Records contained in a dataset
* start *

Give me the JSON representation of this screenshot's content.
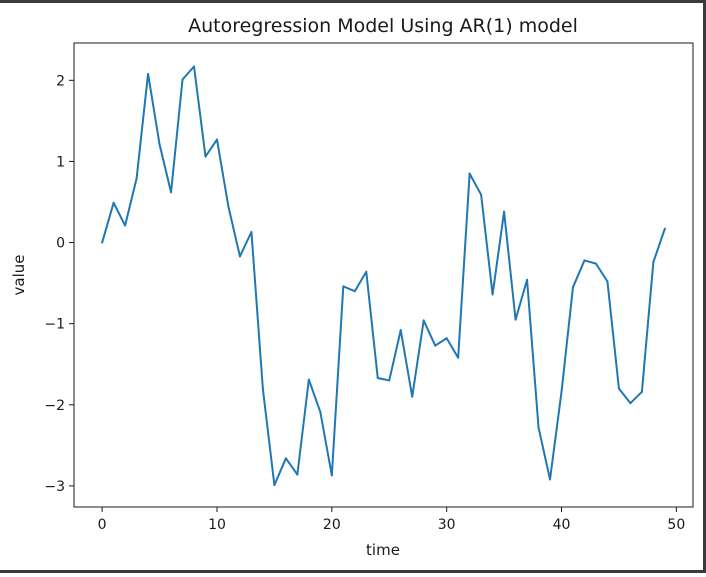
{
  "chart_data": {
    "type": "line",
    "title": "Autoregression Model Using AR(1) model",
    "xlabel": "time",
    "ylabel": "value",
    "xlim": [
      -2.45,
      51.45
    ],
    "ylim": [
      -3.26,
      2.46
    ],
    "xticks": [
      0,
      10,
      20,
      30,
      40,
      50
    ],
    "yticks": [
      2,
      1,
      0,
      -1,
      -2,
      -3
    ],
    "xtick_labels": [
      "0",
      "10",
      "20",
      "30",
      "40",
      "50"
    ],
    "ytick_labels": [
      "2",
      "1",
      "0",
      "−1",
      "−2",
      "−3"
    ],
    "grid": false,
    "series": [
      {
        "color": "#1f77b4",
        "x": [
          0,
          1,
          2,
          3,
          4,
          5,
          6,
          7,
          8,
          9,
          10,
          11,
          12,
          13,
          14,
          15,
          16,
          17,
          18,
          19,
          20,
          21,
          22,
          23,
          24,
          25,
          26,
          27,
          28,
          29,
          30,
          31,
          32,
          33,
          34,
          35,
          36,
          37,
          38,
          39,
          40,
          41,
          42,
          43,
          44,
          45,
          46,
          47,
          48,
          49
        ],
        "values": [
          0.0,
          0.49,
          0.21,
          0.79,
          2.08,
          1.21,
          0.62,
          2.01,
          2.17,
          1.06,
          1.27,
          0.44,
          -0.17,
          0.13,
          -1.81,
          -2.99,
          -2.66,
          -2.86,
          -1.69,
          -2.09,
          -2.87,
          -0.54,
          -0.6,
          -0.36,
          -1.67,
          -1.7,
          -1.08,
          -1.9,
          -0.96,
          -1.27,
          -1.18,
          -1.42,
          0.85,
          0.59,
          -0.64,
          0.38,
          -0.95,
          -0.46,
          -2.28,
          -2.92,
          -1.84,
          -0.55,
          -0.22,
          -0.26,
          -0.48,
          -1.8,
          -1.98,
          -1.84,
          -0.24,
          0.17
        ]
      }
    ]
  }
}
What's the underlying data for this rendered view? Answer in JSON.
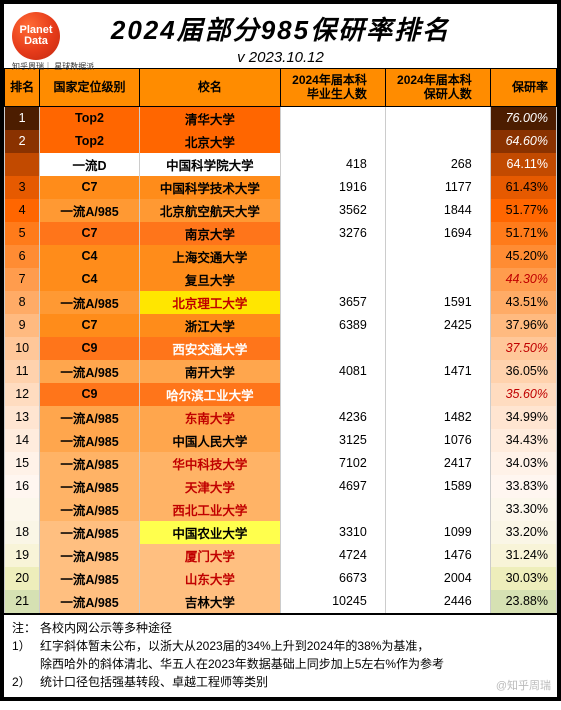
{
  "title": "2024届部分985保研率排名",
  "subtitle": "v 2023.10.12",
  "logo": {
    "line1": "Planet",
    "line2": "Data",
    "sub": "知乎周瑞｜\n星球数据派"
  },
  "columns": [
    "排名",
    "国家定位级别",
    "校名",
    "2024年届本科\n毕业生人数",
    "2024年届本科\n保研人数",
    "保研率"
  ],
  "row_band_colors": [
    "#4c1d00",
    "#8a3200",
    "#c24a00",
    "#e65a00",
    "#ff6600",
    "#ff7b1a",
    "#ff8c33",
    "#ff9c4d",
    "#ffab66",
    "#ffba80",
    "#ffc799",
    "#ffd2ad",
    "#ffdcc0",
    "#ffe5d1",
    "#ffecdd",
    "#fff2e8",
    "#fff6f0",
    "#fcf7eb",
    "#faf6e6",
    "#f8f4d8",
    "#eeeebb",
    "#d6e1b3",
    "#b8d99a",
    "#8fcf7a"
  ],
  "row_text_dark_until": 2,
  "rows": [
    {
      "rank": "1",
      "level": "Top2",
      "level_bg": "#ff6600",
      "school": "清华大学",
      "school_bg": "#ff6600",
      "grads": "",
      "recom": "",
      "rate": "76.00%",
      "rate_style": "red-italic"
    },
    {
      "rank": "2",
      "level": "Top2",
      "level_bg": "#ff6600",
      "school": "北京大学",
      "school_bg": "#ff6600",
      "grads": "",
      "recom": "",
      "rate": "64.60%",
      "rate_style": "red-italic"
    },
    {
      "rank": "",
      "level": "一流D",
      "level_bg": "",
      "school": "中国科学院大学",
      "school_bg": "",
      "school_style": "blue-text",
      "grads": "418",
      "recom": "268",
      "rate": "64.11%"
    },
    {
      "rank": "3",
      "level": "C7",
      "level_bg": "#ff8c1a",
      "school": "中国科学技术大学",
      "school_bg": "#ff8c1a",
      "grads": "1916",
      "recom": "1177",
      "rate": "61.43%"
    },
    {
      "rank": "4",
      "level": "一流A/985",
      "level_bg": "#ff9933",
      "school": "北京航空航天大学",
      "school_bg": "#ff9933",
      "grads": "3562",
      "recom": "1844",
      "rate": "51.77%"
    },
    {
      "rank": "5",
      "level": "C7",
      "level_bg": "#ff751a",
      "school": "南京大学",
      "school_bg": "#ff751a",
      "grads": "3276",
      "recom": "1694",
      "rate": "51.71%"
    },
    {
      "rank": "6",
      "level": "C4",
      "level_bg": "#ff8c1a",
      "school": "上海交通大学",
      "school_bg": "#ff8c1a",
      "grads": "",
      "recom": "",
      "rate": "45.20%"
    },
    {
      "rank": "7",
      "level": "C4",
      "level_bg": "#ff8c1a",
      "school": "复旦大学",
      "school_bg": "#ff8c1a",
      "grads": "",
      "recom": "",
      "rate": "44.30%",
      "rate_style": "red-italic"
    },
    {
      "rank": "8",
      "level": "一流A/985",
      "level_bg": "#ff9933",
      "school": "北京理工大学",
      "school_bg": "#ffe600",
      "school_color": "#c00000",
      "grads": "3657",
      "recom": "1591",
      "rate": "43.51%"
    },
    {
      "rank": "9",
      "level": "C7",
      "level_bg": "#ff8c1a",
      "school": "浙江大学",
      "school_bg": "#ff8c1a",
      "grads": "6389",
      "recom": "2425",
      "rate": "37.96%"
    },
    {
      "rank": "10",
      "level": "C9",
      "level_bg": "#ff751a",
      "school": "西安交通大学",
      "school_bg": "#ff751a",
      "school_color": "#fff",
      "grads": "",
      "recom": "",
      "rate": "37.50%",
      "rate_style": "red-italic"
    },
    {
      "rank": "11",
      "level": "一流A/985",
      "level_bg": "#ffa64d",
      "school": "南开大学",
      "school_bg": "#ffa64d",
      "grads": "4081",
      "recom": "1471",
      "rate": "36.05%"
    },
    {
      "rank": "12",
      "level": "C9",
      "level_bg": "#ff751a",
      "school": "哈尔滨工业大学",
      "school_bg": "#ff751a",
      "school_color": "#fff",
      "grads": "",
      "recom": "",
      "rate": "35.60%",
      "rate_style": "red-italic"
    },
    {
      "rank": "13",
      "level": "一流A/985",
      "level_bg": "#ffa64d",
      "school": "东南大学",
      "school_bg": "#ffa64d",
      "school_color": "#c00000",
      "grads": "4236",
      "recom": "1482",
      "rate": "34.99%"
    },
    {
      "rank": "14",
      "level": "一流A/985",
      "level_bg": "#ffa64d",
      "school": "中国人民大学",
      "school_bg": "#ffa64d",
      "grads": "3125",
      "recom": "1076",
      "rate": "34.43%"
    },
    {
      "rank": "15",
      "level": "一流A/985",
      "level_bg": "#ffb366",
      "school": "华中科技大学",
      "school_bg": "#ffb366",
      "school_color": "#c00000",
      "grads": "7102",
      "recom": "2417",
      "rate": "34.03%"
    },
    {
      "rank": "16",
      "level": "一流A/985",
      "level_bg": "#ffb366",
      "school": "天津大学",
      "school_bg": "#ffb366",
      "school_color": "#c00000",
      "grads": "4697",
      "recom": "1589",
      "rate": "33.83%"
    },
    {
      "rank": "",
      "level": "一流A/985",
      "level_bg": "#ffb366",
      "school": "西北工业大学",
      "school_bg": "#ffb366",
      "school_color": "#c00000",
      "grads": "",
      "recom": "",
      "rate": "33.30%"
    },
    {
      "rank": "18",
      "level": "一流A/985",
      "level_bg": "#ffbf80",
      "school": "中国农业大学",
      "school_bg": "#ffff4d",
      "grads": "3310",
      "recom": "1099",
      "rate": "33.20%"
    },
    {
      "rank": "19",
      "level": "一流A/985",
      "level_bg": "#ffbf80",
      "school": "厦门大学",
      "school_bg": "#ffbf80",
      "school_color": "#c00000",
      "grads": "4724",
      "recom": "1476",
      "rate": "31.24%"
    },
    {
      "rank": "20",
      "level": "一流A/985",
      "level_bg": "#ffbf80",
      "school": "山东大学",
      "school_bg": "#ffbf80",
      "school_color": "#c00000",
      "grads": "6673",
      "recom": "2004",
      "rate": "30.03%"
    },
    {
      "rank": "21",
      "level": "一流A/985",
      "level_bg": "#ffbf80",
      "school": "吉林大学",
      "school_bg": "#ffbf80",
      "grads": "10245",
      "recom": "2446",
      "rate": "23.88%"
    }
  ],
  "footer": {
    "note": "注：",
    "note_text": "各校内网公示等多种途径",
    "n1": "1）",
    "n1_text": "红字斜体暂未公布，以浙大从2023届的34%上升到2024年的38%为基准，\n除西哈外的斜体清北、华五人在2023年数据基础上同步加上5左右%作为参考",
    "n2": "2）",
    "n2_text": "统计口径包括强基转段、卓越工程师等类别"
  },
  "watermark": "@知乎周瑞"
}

* end *

■ Given instruction
Of all the lines in the listing above, how many include "JSON"? Write only the number.

■ Exercise result
2